• DIRECTIONS FOR THIS TASK:
Will you extract the entries word for word? Images should not appear in the copy.

=== DATA TO PROCESS ===

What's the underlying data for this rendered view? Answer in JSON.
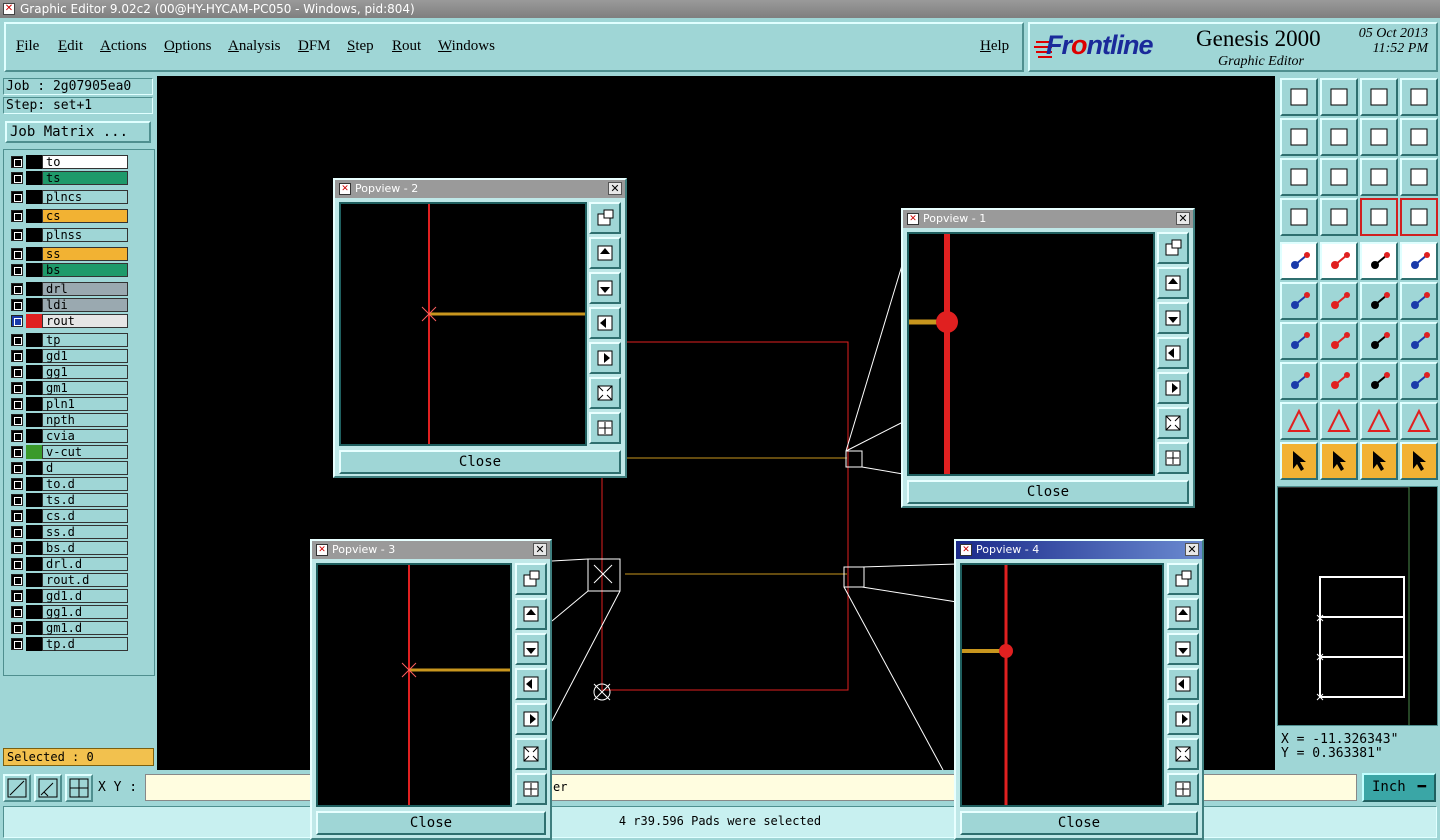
{
  "window": {
    "title": "Graphic Editor 9.02c2 (00@HY-HYCAM-PC050 - Windows, pid:804)"
  },
  "menu": [
    "File",
    "Edit",
    "Actions",
    "Options",
    "Analysis",
    "DFM",
    "Step",
    "Rout",
    "Windows"
  ],
  "help": "Help",
  "brand": {
    "logo_a": "F",
    "logo_b": "r",
    "logo_c": "ontline",
    "product": "Genesis 2000",
    "subtitle": "Graphic Editor",
    "date": "05 Oct 2013",
    "time": "11:52 PM"
  },
  "job": {
    "job": "Job : 2g07905ea0",
    "step": "Step: set+1",
    "matrix_button": "Job Matrix ..."
  },
  "layers": [
    {
      "name": "to",
      "color": "#ffffff"
    },
    {
      "name": "ts",
      "color": "#1e9a6a"
    },
    {
      "name": "plncs",
      "color": "#9fd6d6"
    },
    {
      "name": "cs",
      "color": "#f2b233"
    },
    {
      "name": "plnss",
      "color": "#9fd6d6"
    },
    {
      "name": "ss",
      "color": "#f2b233"
    },
    {
      "name": "bs",
      "color": "#1e9a6a"
    },
    {
      "name": "drl",
      "color": "#9aa9b0"
    },
    {
      "name": "ldi",
      "color": "#9aa9b0"
    },
    {
      "name": "rout",
      "color": "#e6e6e6"
    },
    {
      "name": "tp",
      "color": "#9fd6d6"
    },
    {
      "name": "gd1",
      "color": "#9fd6d6"
    },
    {
      "name": "gg1",
      "color": "#9fd6d6"
    },
    {
      "name": "gm1",
      "color": "#9fd6d6"
    },
    {
      "name": "pln1",
      "color": "#9fd6d6"
    },
    {
      "name": "npth",
      "color": "#9fd6d6"
    },
    {
      "name": "cvia",
      "color": "#9fd6d6"
    },
    {
      "name": "v-cut",
      "color": "#9fd6d6"
    },
    {
      "name": "d",
      "color": "#9fd6d6"
    },
    {
      "name": "to.d",
      "color": "#9fd6d6"
    },
    {
      "name": "ts.d",
      "color": "#9fd6d6"
    },
    {
      "name": "cs.d",
      "color": "#9fd6d6"
    },
    {
      "name": "ss.d",
      "color": "#9fd6d6"
    },
    {
      "name": "bs.d",
      "color": "#9fd6d6"
    },
    {
      "name": "drl.d",
      "color": "#9fd6d6"
    },
    {
      "name": "rout.d",
      "color": "#9fd6d6"
    },
    {
      "name": "gd1.d",
      "color": "#9fd6d6"
    },
    {
      "name": "gg1.d",
      "color": "#9fd6d6"
    },
    {
      "name": "gm1.d",
      "color": "#9fd6d6"
    },
    {
      "name": "tp.d",
      "color": "#9fd6d6"
    }
  ],
  "selected": "Selected : 0",
  "xy": {
    "label": "X Y :",
    "input_value": "",
    "hint_fragment": "er"
  },
  "units": "Inch",
  "status": "4 r39.596 Pads were selected",
  "cursor": {
    "x": "X = -11.326343\"",
    "y": "Y = 0.363381\""
  },
  "popviews": [
    {
      "title": "Popview - 2",
      "close": "Close"
    },
    {
      "title": "Popview - 1",
      "close": "Close"
    },
    {
      "title": "Popview - 3",
      "close": "Close"
    },
    {
      "title": "Popview - 4",
      "close": "Close"
    }
  ],
  "colors": {
    "panel": "#9fd6d6",
    "rout": "#e02020",
    "trace": "#c8961e",
    "selected": "#f2c14e"
  }
}
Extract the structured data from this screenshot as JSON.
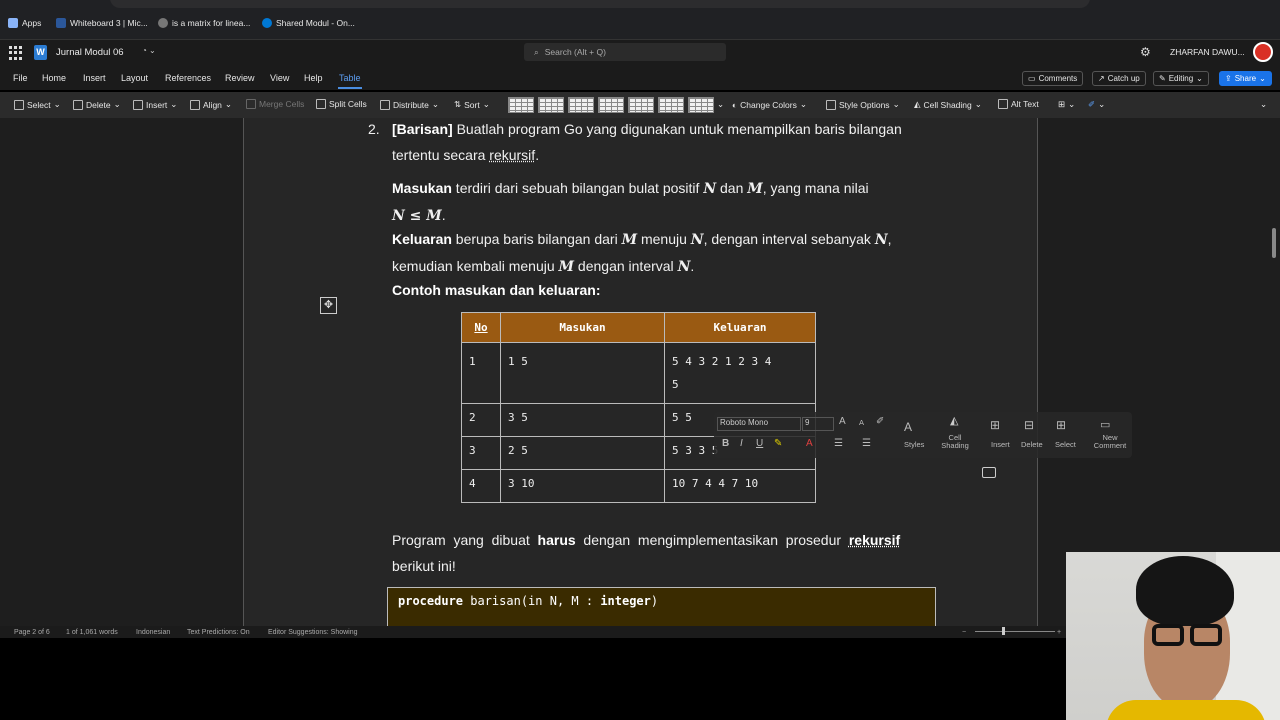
{
  "bookmarks": [
    {
      "label": "Apps",
      "color": "#5f6368"
    },
    {
      "label": "Whiteboard 3 | Mic...",
      "color": "#2b579a"
    },
    {
      "label": "is a matrix for linea...",
      "color": "#555555"
    },
    {
      "label": "Shared Modul - On...",
      "color": "#0078d4"
    }
  ],
  "header": {
    "doc_title": "Jurnal Modul 06",
    "search_placeholder": "Search (Alt + Q)",
    "user_name": "ZHARFAN DAWU..."
  },
  "menu": {
    "tabs": [
      "File",
      "Home",
      "Insert",
      "Layout",
      "References",
      "Review",
      "View",
      "Help",
      "Table"
    ],
    "active_tab": "Table",
    "comments": "Comments",
    "catch_up": "Catch up",
    "editing": "Editing",
    "share": "Share"
  },
  "ribbon": {
    "select": "Select",
    "delete": "Delete",
    "insert": "Insert",
    "align": "Align",
    "merge_cells": "Merge Cells",
    "split_cells": "Split Cells",
    "distribute": "Distribute",
    "sort": "Sort",
    "change_colors": "Change Colors",
    "style_options": "Style Options",
    "cell_shading": "Cell Shading",
    "alt_text": "Alt Text"
  },
  "document": {
    "item_number": "2.",
    "heading_tag": "[Barisan]",
    "heading_text": " Buatlah program Go yang digunakan untuk menampilkan baris bilangan",
    "heading_line2_a": "tertentu secara ",
    "heading_line2_b": "rekursif",
    "heading_line2_c": ".",
    "input_label": "Masukan",
    "input_text_a": " terdiri dari sebuah bilangan bulat positif ",
    "input_text_b": " dan ",
    "input_text_c": ",   yang mana nilai",
    "input_line2": "N ≤ M",
    "output_label": "Keluaran",
    "output_text_a": " berupa baris bilangan dari ",
    "output_text_b": " menuju ",
    "output_text_c": ", dengan interval sebanyak ",
    "output_line2_a": "kemudian kembali menuju ",
    "output_line2_b": "  dengan interval ",
    "var_n": "N",
    "var_m": "M",
    "example_heading": "Contoh masukan dan keluaran:",
    "program_text_a": "Program  yang  dibuat  ",
    "program_bold_a": "harus",
    "program_text_b": "  dengan  mengimplementasikan  prosedur  ",
    "program_bold_b": "rekursif",
    "program_line2": "berikut ini!"
  },
  "example_table": {
    "headers": [
      "No",
      "Masukan",
      "Keluaran"
    ],
    "rows": [
      [
        "1",
        "1 5",
        "5 4 3 2 1 2 3  4",
        "5"
      ],
      [
        "2",
        "3 5",
        "5 5",
        ""
      ],
      [
        "3",
        "2 5",
        "5 3 3 5",
        ""
      ],
      [
        "4",
        "3 10",
        "10 7 4 4 7 10",
        ""
      ]
    ]
  },
  "mini_toolbar": {
    "font": "Roboto Mono",
    "size": "9",
    "styles": "Styles",
    "cell_shading": "Cell Shading",
    "insert": "Insert",
    "delete": "Delete",
    "select": "Select",
    "new_comment": "New Comment"
  },
  "code": {
    "keyword": "procedure",
    "signature": " barisan(in N, M : ",
    "type": "integer",
    "close": ")"
  },
  "status": {
    "page": "Page 2 of 6",
    "words": "1 of 1,061 words",
    "language": "Indonesian",
    "predictions": "Text Predictions: On",
    "editor": "Editor Suggestions: Showing"
  }
}
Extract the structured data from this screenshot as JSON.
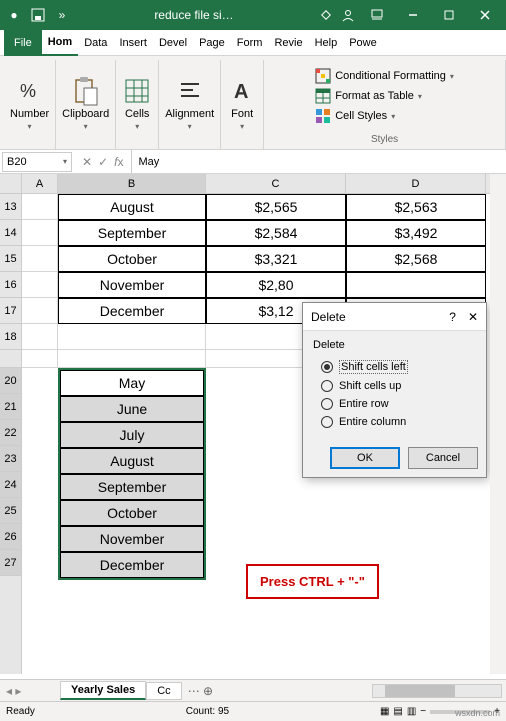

===

• FINISHED TASK:
What's the underlying data for this rendered view? Answer in JSON.
{
  "window": {
    "title": "Graphic Editor 9.02c2 (00@HY-HYCAM-PC050 - Windows, pid:804)"
  },
  "menu": [
    "File",
    "Edit",
    "Actions",
    "Options",
    "Analysis",
    "DFM",
    "Step",
    "Rout",
    "Windows"
  ],
  "help": "Help",
  "brand": {
    "logo_a": "F",
    "logo_b": "r",
    "logo_c": "ontline",
    "product": "Genesis 2000",
    "subtitle": "Graphic Editor",
    "date": "05 Oct 2013",
    "time": "11:52 PM"
  },
  "job": {
    "job": "Job : 2g07905ea0",
    "step": "Step: set+1",
    "matrix_button": "Job Matrix ..."
  },
  "layers": [
    {
      "name": "to",
      "color": "#ffffff"
    },
    {
      "name": "ts",
      "color": "#1e9a6a"
    },
    {
      "name": "plncs",
      "color": "#9fd6d6"
    },
    {
      "name": "cs",
      "color": "#f2b233"
    },
    {
      "name": "plnss",
      "color": "#9fd6d6"
    },
    {
      "name": "ss",
      "color": "#f2b233"
    },
    {
      "name": "bs",
      "color": "#1e9a6a"
    },
    {
      "name": "drl",
      "color": "#9aa9b0"
    },
    {
      "name": "ldi",
      "color": "#9aa9b0"
    },
    {
      "name": "rout",
      "color": "#e6e6e6"
    },
    {
      "name": "tp",
      "color": "#9fd6d6"
    },
    {
      "name": "gd1",
      "color": "#9fd6d6"
    },
    {
      "name": "gg1",
      "color": "#9fd6d6"
    },
    {
      "name": "gm1",
      "color": "#9fd6d6"
    },
    {
      "name": "pln1",
      "color": "#9fd6d6"
    },
    {
      "name": "npth",
      "color": "#9fd6d6"
    },
    {
      "name": "cvia",
      "color": "#9fd6d6"
    },
    {
      "name": "v-cut",
      "color": "#9fd6d6"
    },
    {
      "name": "d",
      "color": "#9fd6d6"
    },
    {
      "name": "to.d",
      "color": "#9fd6d6"
    },
    {
      "name": "ts.d",
      "color": "#9fd6d6"
    },
    {
      "name": "cs.d",
      "color": "#9fd6d6"
    },
    {
      "name": "ss.d",
      "color": "#9fd6d6"
    },
    {
      "name": "bs.d",
      "color": "#9fd6d6"
    },
    {
      "name": "drl.d",
      "color": "#9fd6d6"
    },
    {
      "name": "rout.d",
      "color": "#9fd6d6"
    },
    {
      "name": "gd1.d",
      "color": "#9fd6d6"
    },
    {
      "name": "gg1.d",
      "color": "#9fd6d6"
    },
    {
      "name": "gm1.d",
      "color": "#9fd6d6"
    },
    {
      "name": "tp.d",
      "color": "#9fd6d6"
    }
  ],
  "selected": "Selected : 0",
  "xy": {
    "label": "X Y :",
    "input_value": "",
    "hint_fragment": "er"
  },
  "units": "Inch",
  "status": "4 r39.596 Pads were selected",
  "cursor": {
    "x": "X = -11.326343\"",
    "y": "Y = 0.363381\""
  },
  "popviews": [
    {
      "title": "Popview - 2",
      "close": "Close"
    },
    {
      "title": "Popview - 1",
      "close": "Close"
    },
    {
      "title": "Popview - 3",
      "close": "Close"
    },
    {
      "title": "Popview - 4",
      "close": "Close"
    }
  ],
  "colors": {
    "panel": "#9fd6d6",
    "rout": "#e02020",
    "trace": "#c8961e",
    "selected": "#f2c14e"
  }
}
Extract the structured data from this screenshot as JSON.
{
  "bookmarks": [
    {
      "label": "Apps",
      "color": "#5f6368"
    },
    {
      "label": "Whiteboard 3 | Mic...",
      "color": "#2b579a"
    },
    {
      "label": "is a matrix for linea...",
      "color": "#555555"
    },
    {
      "label": "Shared Modul - On...",
      "color": "#0078d4"
    }
  ],
  "header": {
    "doc_title": "Jurnal Modul 06",
    "search_placeholder": "Search (Alt + Q)",
    "user_name": "ZHARFAN DAWU..."
  },
  "menu": {
    "tabs": [
      "File",
      "Home",
      "Insert",
      "Layout",
      "References",
      "Review",
      "View",
      "Help",
      "Table"
    ],
    "active_tab": "Table",
    "comments": "Comments",
    "catch_up": "Catch up",
    "editing": "Editing",
    "share": "Share"
  },
  "ribbon": {
    "select": "Select",
    "delete": "Delete",
    "insert": "Insert",
    "align": "Align",
    "merge_cells": "Merge Cells",
    "split_cells": "Split Cells",
    "distribute": "Distribute",
    "sort": "Sort",
    "change_colors": "Change Colors",
    "style_options": "Style Options",
    "cell_shading": "Cell Shading",
    "alt_text": "Alt Text"
  },
  "document": {
    "item_number": "2.",
    "heading_tag": "[Barisan]",
    "heading_text": " Buatlah program Go yang digunakan untuk menampilkan baris bilangan",
    "heading_line2_a": "tertentu secara ",
    "heading_line2_b": "rekursif",
    "heading_line2_c": ".",
    "input_label": "Masukan",
    "input_text_a": " terdiri dari sebuah bilangan bulat positif ",
    "input_text_b": " dan ",
    "input_text_c": ",   yang mana nilai",
    "input_line2": "N ≤ M",
    "output_label": "Keluaran",
    "output_text_a": " berupa baris bilangan dari ",
    "output_text_b": " menuju ",
    "output_text_c": ", dengan interval sebanyak ",
    "output_line2_a": "kemudian kembali menuju ",
    "output_line2_b": "  dengan interval ",
    "var_n": "N",
    "var_m": "M",
    "example_heading": "Contoh masukan dan keluaran:",
    "program_text_a": "Program  yang  dibuat  ",
    "program_bold_a": "harus",
    "program_text_b": "  dengan  mengimplementasikan  prosedur  ",
    "program_bold_b": "rekursif",
    "program_line2": "berikut ini!"
  },
  "example_table": {
    "headers": [
      "No",
      "Masukan",
      "Keluaran"
    ],
    "rows": [
      [
        "1",
        "1 5",
        "5 4 3 2 1 2 3  4",
        "5"
      ],
      [
        "2",
        "3 5",
        "5 5",
        ""
      ],
      [
        "3",
        "2 5",
        "5 3 3 5",
        ""
      ],
      [
        "4",
        "3 10",
        "10 7 4 4 7 10",
        ""
      ]
    ]
  },
  "mini_toolbar": {
    "font": "Roboto Mono",
    "size": "9",
    "styles": "Styles",
    "cell_shading": "Cell Shading",
    "insert": "Insert",
    "delete": "Delete",
    "select": "Select",
    "new_comment": "New Comment"
  },
  "code": {
    "keyword": "procedure",
    "signature": " barisan(in N, M : ",
    "type": "integer",
    "close": ")"
  },
  "status": {
    "page": "Page 2 of 6",
    "words": "1 of 1,061 words",
    "language": "Indonesian",
    "predictions": "Text Predictions: On",
    "editor": "Editor Suggestions: Showing"
  }
}
Extract the structured data from this screenshot as JSON.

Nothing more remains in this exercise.